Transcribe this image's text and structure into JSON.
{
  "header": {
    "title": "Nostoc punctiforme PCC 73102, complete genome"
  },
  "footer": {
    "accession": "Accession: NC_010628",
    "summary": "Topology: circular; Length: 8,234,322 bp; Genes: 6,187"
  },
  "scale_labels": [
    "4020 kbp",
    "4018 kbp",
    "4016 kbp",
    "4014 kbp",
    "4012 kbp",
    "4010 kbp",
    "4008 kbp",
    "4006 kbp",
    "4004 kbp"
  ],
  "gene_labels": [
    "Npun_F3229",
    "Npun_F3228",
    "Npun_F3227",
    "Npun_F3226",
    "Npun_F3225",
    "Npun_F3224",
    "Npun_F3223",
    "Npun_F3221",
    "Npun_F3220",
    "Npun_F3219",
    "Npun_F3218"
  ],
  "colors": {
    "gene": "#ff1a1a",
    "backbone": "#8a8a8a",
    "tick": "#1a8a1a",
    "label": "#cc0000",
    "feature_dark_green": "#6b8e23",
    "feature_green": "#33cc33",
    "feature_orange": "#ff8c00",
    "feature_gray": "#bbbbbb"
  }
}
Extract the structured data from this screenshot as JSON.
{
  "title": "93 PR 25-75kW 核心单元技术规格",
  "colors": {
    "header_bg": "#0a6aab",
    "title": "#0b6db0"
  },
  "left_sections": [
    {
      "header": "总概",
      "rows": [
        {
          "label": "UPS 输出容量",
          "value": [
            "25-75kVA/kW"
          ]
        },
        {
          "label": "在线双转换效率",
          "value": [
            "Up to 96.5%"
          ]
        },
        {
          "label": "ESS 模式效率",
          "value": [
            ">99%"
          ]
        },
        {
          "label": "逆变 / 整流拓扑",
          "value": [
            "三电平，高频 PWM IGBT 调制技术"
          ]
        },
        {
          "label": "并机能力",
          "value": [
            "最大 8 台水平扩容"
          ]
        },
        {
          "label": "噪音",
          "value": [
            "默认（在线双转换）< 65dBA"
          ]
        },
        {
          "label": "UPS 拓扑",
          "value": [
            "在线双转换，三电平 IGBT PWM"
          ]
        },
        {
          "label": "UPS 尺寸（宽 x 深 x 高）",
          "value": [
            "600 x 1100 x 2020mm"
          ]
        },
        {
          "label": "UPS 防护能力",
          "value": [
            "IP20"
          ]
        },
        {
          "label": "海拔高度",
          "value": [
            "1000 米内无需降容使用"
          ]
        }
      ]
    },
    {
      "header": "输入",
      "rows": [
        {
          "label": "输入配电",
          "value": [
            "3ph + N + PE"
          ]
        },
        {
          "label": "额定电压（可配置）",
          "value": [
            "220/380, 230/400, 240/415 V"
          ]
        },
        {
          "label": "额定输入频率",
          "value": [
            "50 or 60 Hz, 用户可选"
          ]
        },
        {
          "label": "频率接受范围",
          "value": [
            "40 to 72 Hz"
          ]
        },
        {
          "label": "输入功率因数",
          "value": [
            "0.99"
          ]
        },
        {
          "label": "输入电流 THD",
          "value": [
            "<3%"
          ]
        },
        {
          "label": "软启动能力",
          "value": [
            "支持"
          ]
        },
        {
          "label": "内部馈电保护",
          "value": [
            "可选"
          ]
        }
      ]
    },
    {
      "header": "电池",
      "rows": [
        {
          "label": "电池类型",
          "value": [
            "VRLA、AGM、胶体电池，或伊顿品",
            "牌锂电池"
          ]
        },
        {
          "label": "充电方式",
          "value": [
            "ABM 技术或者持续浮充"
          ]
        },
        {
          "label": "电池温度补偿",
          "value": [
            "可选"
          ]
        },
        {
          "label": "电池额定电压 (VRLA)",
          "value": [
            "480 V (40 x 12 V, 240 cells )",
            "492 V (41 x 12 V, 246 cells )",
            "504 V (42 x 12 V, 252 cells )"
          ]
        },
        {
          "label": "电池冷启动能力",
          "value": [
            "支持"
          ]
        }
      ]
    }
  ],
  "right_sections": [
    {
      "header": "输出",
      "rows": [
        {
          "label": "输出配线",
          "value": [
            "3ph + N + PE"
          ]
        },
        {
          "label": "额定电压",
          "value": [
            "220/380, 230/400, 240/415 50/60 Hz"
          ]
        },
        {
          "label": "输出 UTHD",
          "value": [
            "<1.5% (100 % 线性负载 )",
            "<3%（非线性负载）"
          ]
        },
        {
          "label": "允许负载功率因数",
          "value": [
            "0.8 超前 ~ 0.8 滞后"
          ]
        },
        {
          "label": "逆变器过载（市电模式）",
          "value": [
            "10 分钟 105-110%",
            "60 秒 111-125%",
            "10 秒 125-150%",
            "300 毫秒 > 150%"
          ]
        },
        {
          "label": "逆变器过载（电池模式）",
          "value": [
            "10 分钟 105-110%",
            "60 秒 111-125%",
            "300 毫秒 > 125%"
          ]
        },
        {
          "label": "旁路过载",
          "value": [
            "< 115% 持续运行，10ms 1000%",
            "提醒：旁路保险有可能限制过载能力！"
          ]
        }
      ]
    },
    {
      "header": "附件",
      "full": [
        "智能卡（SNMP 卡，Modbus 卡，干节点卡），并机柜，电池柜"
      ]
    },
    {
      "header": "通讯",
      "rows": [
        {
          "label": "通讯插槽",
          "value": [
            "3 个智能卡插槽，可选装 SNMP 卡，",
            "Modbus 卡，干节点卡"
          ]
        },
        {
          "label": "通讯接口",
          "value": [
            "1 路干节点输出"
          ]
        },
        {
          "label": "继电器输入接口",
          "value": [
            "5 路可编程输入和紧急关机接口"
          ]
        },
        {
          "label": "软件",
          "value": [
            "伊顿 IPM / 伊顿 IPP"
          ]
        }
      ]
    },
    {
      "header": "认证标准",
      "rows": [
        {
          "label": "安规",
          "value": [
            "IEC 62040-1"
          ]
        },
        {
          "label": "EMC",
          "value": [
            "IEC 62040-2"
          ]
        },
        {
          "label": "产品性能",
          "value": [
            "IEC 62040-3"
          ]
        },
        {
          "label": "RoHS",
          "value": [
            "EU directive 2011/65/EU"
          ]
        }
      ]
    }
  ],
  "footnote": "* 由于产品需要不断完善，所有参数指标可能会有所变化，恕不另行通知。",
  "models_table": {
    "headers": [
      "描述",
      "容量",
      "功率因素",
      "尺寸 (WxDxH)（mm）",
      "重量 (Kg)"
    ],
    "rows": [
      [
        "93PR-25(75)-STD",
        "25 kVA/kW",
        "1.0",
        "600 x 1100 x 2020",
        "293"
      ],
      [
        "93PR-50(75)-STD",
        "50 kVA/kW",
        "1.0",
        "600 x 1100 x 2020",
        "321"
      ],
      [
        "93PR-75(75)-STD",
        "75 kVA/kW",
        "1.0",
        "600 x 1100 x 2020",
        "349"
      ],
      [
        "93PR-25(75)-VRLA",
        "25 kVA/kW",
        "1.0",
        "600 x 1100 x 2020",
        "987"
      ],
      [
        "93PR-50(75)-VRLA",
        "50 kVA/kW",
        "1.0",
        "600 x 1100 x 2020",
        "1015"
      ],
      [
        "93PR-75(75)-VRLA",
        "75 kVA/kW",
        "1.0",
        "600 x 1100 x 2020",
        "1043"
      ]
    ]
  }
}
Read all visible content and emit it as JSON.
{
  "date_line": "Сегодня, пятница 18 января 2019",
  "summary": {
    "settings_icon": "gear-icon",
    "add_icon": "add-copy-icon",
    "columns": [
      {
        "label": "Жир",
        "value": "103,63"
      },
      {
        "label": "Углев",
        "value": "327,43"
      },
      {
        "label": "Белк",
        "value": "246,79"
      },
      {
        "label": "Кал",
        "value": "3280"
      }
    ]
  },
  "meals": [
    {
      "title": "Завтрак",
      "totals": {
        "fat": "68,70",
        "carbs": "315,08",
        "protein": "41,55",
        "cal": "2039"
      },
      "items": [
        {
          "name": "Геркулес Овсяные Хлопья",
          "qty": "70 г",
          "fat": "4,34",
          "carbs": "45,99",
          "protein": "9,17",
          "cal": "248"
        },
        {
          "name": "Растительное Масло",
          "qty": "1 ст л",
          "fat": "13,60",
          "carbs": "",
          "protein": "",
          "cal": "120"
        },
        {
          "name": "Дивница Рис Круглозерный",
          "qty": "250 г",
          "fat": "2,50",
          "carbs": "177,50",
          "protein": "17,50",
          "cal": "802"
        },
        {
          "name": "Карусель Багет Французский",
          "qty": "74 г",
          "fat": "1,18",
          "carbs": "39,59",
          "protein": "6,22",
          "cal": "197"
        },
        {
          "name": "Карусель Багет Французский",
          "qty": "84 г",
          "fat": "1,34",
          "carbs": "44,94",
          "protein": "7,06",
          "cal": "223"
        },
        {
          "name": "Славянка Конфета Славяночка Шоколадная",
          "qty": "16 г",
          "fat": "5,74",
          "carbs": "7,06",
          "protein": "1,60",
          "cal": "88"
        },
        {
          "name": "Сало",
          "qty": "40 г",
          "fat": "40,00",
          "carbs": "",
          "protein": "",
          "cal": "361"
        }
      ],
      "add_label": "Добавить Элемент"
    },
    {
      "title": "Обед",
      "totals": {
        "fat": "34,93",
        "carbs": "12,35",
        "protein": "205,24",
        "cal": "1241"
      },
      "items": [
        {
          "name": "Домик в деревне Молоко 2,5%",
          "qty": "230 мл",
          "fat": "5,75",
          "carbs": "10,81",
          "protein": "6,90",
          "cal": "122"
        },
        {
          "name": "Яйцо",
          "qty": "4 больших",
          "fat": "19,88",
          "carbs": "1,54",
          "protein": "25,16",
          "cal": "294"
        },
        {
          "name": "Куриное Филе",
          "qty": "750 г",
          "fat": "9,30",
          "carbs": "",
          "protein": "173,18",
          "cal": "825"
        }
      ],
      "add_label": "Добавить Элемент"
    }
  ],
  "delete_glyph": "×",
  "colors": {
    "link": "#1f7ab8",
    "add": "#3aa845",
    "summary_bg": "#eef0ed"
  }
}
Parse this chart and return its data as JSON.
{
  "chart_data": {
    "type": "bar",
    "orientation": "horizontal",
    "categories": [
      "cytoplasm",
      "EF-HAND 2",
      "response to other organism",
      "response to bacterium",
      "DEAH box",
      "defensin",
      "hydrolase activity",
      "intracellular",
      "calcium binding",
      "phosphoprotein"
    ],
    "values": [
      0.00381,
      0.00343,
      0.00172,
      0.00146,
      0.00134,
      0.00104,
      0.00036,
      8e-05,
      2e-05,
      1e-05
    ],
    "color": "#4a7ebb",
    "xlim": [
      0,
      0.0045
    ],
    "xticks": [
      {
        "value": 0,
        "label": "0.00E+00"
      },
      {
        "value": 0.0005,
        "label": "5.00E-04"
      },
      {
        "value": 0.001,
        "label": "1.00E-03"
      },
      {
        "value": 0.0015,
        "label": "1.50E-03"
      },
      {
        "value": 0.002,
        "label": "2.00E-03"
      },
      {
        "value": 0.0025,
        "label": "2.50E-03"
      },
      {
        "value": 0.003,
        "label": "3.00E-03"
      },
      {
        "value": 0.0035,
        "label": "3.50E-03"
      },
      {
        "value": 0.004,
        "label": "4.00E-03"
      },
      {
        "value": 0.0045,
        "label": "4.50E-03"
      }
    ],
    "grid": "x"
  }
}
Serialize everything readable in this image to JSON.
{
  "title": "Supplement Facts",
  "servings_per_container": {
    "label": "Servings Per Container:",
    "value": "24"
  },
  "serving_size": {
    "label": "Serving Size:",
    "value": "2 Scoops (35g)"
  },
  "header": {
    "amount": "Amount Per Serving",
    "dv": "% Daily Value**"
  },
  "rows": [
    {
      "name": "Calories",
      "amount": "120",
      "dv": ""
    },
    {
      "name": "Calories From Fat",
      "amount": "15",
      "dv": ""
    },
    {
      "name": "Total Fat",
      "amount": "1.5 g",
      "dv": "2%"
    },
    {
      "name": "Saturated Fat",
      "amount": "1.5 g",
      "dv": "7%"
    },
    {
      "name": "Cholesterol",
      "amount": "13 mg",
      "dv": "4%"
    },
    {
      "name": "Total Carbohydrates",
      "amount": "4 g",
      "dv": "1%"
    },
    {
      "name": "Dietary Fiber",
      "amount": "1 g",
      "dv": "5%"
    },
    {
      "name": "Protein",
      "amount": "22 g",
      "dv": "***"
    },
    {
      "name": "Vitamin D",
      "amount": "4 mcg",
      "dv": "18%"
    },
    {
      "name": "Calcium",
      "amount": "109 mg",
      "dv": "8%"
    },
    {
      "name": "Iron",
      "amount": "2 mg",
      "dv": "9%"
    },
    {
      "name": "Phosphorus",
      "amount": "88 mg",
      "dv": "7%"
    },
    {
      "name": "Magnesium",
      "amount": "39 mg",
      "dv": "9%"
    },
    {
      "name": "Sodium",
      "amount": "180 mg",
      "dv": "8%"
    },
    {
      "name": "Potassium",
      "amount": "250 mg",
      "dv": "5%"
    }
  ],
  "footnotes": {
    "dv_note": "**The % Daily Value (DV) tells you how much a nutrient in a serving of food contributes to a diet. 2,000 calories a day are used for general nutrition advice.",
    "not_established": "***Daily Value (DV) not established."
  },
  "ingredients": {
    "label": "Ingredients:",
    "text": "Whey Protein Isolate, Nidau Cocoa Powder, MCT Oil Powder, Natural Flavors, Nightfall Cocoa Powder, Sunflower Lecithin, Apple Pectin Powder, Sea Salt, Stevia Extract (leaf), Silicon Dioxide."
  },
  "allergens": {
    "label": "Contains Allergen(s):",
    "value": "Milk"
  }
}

________________________________________

Lines that include the word "carbs" are to be extracted from the data above.

        "carbs": "315,08",
          "carbs": "45,99",
          "carbs": "",
          "carbs": "177,50",
          "carbs": "39,59",
          "carbs": "44,94",
          "carbs": "7,06",
          "carbs": "",
        "carbs": "12,35",
          "carbs": "10,81",
          "carbs": "1,54",
          "carbs": "",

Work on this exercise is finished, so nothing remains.